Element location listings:

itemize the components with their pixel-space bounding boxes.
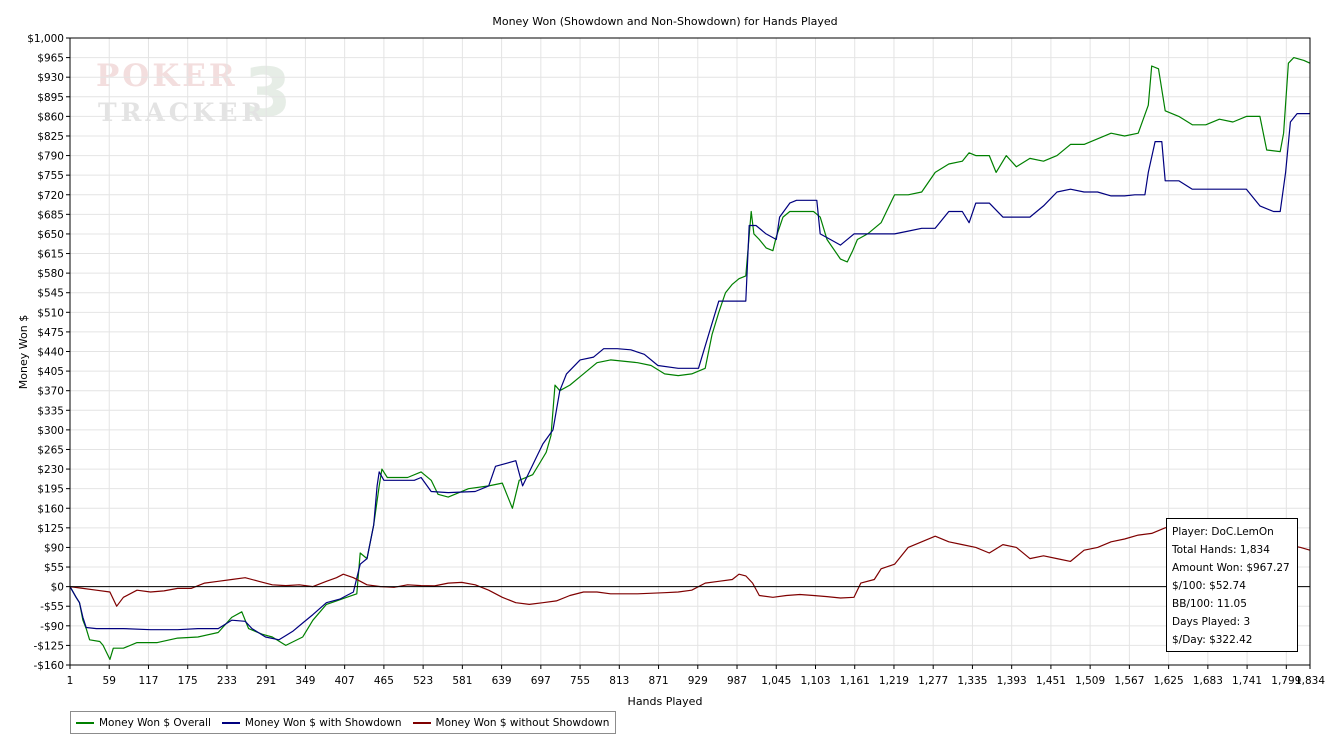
y-tick-label: $930 [37, 72, 64, 84]
x-tick-label: 1,799 [1271, 675, 1301, 687]
x-tick-label: 1 [67, 675, 74, 687]
y-tick-label: -$90 [40, 621, 64, 633]
y-tick-label: $965 [37, 53, 64, 65]
y-tick-label: $615 [37, 249, 64, 261]
x-tick-label: 1,219 [879, 675, 909, 687]
legend-label-non-showdown: Money Won $ without Showdown [435, 716, 610, 729]
series-line-showdown [69, 113, 1310, 641]
x-tick-label: 1,683 [1193, 675, 1223, 687]
x-tick-label: 1,741 [1232, 675, 1262, 687]
y-axis-ticks: -$160 -$125 -$90 -$55 $0 $55 $90 $125 $160 $195 $2… [27, 33, 70, 672]
x-tick-label: 987 [727, 675, 747, 687]
y-tick-label: $545 [37, 288, 64, 300]
x-axis-title: Hands Played [628, 695, 703, 708]
legend-item-overall[interactable]: Money Won $ Overall [71, 717, 217, 729]
y-tick-label: $230 [37, 464, 64, 476]
plot-frame [69, 37, 1311, 666]
x-tick-label: 871 [649, 675, 669, 687]
y-axis-title: Money Won $ [17, 315, 30, 389]
x-tick-label: 1,045 [761, 675, 791, 687]
player-stats-box: Player: DoC.LemOn Total Hands: 1,834 Amo… [1166, 518, 1298, 652]
y-tick-label: $475 [37, 327, 64, 339]
y-tick-label: $265 [37, 444, 64, 456]
y-tick-label: $860 [37, 111, 64, 123]
y-tick-label: $90 [44, 542, 64, 554]
y-tick-label: $580 [37, 268, 64, 280]
y-tick-label: $825 [37, 131, 64, 143]
legend-label-showdown: Money Won $ with Showdown [244, 716, 402, 729]
x-tick-label: 581 [452, 675, 472, 687]
y-tick-label: $1,000 [27, 33, 64, 45]
y-tick-label: -$160 [33, 660, 64, 672]
x-tick-label: 1,335 [957, 675, 987, 687]
y-tick-label: $160 [37, 503, 64, 515]
x-tick-label: 1,161 [840, 675, 870, 687]
x-tick-label: 639 [492, 675, 512, 687]
series-line-non-showdown [69, 521, 1311, 607]
legend-swatch-non-showdown [412, 721, 431, 724]
stat-days-played: Days Played: 3 [1172, 616, 1251, 628]
x-tick-label: 523 [413, 675, 433, 687]
x-tick-label: 117 [138, 675, 158, 687]
y-tick-label: $335 [37, 405, 64, 417]
x-tick-label: 755 [570, 675, 590, 687]
x-axis-ticks: 1 59 117 175 233 291 349 407 465 523 581 639 697 755 8… [67, 665, 1325, 687]
stat-per-day: $/Day: $322.42 [1172, 634, 1253, 646]
stat-total-hands: Total Hands: 1,834 [1172, 544, 1270, 556]
legend-swatch-overall [76, 721, 94, 724]
legend-item-non-showdown[interactable]: Money Won $ without Showdown [408, 717, 616, 729]
x-tick-label: 407 [335, 675, 355, 687]
x-tick-label: 1,393 [997, 675, 1027, 687]
x-tick-label: 59 [103, 675, 116, 687]
x-tick-label: 1,103 [800, 675, 830, 687]
chart-title: Money Won (Showdown and Non-Showdown) fo… [492, 15, 837, 28]
y-tick-label: $195 [37, 484, 64, 496]
y-tick-label: $790 [37, 151, 64, 163]
y-tick-label: -$125 [33, 640, 64, 652]
y-tick-label: $510 [37, 307, 64, 319]
series-line-overall [69, 57, 1311, 660]
y-tick-label: $0 [51, 582, 64, 594]
x-tick-label: 1,834 [1295, 675, 1325, 687]
chart-legend: Money Won $ Overall Money Won $ with Sho… [70, 711, 617, 734]
y-tick-label: $300 [37, 425, 64, 437]
legend-item-showdown[interactable]: Money Won $ with Showdown [217, 717, 408, 729]
y-tick-label: $125 [37, 523, 64, 535]
x-tick-label: 1,509 [1075, 675, 1105, 687]
grid-lines [69, 37, 1311, 666]
x-tick-label: 349 [295, 675, 315, 687]
x-tick-label: 813 [609, 675, 629, 687]
y-tick-label: $685 [37, 209, 64, 221]
x-tick-label: 1,625 [1154, 675, 1184, 687]
legend-label-overall: Money Won $ Overall [99, 716, 211, 729]
stat-amount-won: Amount Won: $967.27 [1172, 562, 1290, 574]
y-tick-label: $55 [44, 562, 64, 574]
stat-bb-100: BB/100: 11.05 [1172, 598, 1247, 610]
y-tick-label: $720 [37, 190, 64, 202]
x-tick-label: 929 [688, 675, 708, 687]
y-tick-label: $370 [37, 386, 64, 398]
y-tick-label: $755 [37, 170, 64, 182]
y-tick-label: $895 [37, 92, 64, 104]
x-tick-label: 175 [178, 675, 198, 687]
stat-per-100: $/100: $52.74 [1172, 580, 1246, 592]
legend-swatch-showdown [221, 721, 240, 724]
x-tick-label: 233 [217, 675, 237, 687]
x-tick-label: 1,567 [1114, 675, 1144, 687]
x-tick-label: 1,277 [918, 675, 948, 687]
y-tick-label: $650 [37, 229, 64, 241]
x-tick-label: 465 [374, 675, 394, 687]
x-tick-label: 697 [531, 675, 551, 687]
x-tick-label: 1,451 [1036, 675, 1066, 687]
series-lines [69, 57, 1311, 660]
y-tick-label: $405 [37, 366, 64, 378]
y-tick-label: $440 [37, 347, 64, 359]
y-tick-label: -$55 [40, 601, 64, 613]
x-tick-label: 291 [256, 675, 276, 687]
stat-player: Player: DoC.LemOn [1172, 526, 1274, 538]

DIRECTIONS FOR THIS TASK: Retype the lines from the line with "y-tick-label: $930 [37, 72, 64, 84]" to the line with "x-tick-label: 1,161 [840, 675, 870, 687]", both included, without any changes.

ANSWER FOR THE TASK:
y-tick-label: $930 [37, 72, 64, 84]
x-tick-label: 1,799 [1271, 675, 1301, 687]
x-tick-label: 1 [67, 675, 74, 687]
y-tick-label: -$90 [40, 621, 64, 633]
y-tick-label: $965 [37, 53, 64, 65]
y-tick-label: $615 [37, 249, 64, 261]
x-tick-label: 1,219 [879, 675, 909, 687]
legend-label-non-showdown: Money Won $ without Showdown [435, 716, 610, 729]
series-line-showdown [69, 113, 1310, 641]
x-tick-label: 1,683 [1193, 675, 1223, 687]
x-tick-label: 1,741 [1232, 675, 1262, 687]
y-axis-ticks: -$160 -$125 -$90 -$55 $0 $55 $90 $125 $160 $195 $2… [27, 33, 70, 672]
x-tick-label: 987 [727, 675, 747, 687]
y-tick-label: $545 [37, 288, 64, 300]
x-axis-title: Hands Played [628, 695, 703, 708]
legend-item-overall[interactable]: Money Won $ Overall [71, 717, 217, 729]
y-tick-label: $230 [37, 464, 64, 476]
plot-frame [69, 37, 1311, 666]
x-tick-label: 871 [649, 675, 669, 687]
y-axis-title: Money Won $ [17, 315, 30, 389]
x-tick-label: 1,045 [761, 675, 791, 687]
player-stats-box: Player: DoC.LemOn Total Hands: 1,834 Amo… [1166, 518, 1298, 652]
y-tick-label: $475 [37, 327, 64, 339]
y-tick-label: $265 [37, 444, 64, 456]
y-tick-label: $860 [37, 111, 64, 123]
y-tick-label: $90 [44, 542, 64, 554]
y-tick-label: $580 [37, 268, 64, 280]
y-tick-label: $825 [37, 131, 64, 143]
legend-label-showdown: Money Won $ with Showdown [244, 716, 402, 729]
x-tick-label: 581 [452, 675, 472, 687]
y-tick-label: $1,000 [27, 33, 64, 45]
y-tick-label: -$160 [33, 660, 64, 672]
x-tick-label: 1,335 [957, 675, 987, 687]
y-tick-label: $160 [37, 503, 64, 515]
x-tick-label: 1,161 [840, 675, 870, 687]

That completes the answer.